## Work instruction
Lines in the entries below where the word "section" shows up should each be copied.

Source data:
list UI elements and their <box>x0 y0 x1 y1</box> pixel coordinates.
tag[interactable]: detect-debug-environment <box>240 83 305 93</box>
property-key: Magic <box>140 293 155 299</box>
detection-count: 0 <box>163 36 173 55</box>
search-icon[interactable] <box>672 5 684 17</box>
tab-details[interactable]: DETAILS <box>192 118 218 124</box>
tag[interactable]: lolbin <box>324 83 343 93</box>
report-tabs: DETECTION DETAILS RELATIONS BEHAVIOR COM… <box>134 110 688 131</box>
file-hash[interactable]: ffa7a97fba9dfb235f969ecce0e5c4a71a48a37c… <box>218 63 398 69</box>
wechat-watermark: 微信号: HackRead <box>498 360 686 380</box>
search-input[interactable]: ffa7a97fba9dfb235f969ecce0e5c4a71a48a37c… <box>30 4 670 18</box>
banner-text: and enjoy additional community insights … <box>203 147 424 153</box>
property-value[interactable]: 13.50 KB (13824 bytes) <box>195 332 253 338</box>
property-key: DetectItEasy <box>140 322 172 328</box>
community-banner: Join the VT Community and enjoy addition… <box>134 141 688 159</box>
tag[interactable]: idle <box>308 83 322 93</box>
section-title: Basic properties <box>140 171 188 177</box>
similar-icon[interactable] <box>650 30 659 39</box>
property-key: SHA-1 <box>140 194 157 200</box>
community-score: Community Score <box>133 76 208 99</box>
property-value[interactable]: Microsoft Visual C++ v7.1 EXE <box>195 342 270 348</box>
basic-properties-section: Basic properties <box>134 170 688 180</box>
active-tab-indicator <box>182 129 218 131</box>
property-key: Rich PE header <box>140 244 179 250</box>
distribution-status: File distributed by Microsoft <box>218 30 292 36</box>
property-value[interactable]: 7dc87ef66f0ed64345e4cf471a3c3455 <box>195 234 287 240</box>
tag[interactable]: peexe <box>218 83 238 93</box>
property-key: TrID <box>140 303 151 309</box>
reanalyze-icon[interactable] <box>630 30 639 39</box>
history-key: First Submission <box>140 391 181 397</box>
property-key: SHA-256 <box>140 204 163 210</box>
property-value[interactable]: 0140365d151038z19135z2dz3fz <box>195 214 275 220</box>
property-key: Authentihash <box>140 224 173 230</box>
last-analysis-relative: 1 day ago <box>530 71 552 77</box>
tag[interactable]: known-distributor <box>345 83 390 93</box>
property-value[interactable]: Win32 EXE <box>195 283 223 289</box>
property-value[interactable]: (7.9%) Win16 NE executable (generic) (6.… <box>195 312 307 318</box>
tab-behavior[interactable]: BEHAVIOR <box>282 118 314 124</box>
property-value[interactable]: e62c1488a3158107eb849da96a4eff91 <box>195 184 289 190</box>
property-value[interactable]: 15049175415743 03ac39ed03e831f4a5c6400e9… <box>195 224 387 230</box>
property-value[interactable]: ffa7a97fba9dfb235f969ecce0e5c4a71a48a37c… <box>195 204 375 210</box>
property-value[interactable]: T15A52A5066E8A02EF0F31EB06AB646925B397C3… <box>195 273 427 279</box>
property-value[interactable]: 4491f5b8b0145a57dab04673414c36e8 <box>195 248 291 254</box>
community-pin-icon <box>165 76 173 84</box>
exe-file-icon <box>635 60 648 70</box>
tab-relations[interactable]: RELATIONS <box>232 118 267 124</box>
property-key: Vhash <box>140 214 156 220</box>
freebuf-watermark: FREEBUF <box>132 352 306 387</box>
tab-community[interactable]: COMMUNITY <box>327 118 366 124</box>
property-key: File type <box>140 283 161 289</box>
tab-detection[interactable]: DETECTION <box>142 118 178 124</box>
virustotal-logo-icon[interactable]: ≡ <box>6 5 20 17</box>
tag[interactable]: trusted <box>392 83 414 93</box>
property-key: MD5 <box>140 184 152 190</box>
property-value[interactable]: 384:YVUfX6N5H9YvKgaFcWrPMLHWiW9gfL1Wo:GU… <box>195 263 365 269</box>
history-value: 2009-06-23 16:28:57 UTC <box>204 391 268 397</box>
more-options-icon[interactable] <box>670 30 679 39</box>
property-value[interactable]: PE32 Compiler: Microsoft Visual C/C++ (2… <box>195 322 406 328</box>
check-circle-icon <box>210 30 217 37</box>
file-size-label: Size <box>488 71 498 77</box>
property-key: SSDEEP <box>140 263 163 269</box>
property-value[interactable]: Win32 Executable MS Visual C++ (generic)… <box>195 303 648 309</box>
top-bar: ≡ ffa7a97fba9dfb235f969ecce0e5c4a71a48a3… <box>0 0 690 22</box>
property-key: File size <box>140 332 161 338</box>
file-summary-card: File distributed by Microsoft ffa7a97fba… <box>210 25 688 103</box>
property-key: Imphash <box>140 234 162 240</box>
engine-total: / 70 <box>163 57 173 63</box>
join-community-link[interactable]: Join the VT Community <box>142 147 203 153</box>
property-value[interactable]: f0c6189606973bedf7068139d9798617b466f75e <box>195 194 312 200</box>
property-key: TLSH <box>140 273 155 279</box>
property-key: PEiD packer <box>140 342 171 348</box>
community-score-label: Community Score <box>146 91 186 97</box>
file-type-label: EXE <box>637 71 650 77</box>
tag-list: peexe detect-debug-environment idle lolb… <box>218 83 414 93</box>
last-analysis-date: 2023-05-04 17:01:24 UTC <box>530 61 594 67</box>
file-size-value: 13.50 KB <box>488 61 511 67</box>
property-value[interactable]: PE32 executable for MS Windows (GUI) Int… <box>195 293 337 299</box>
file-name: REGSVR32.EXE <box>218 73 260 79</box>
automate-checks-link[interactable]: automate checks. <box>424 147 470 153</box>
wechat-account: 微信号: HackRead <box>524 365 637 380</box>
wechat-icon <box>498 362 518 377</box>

## Task output
section-title: Basic properties <box>140 171 188 177</box>
basic-properties-section: Basic properties <box>134 170 688 180</box>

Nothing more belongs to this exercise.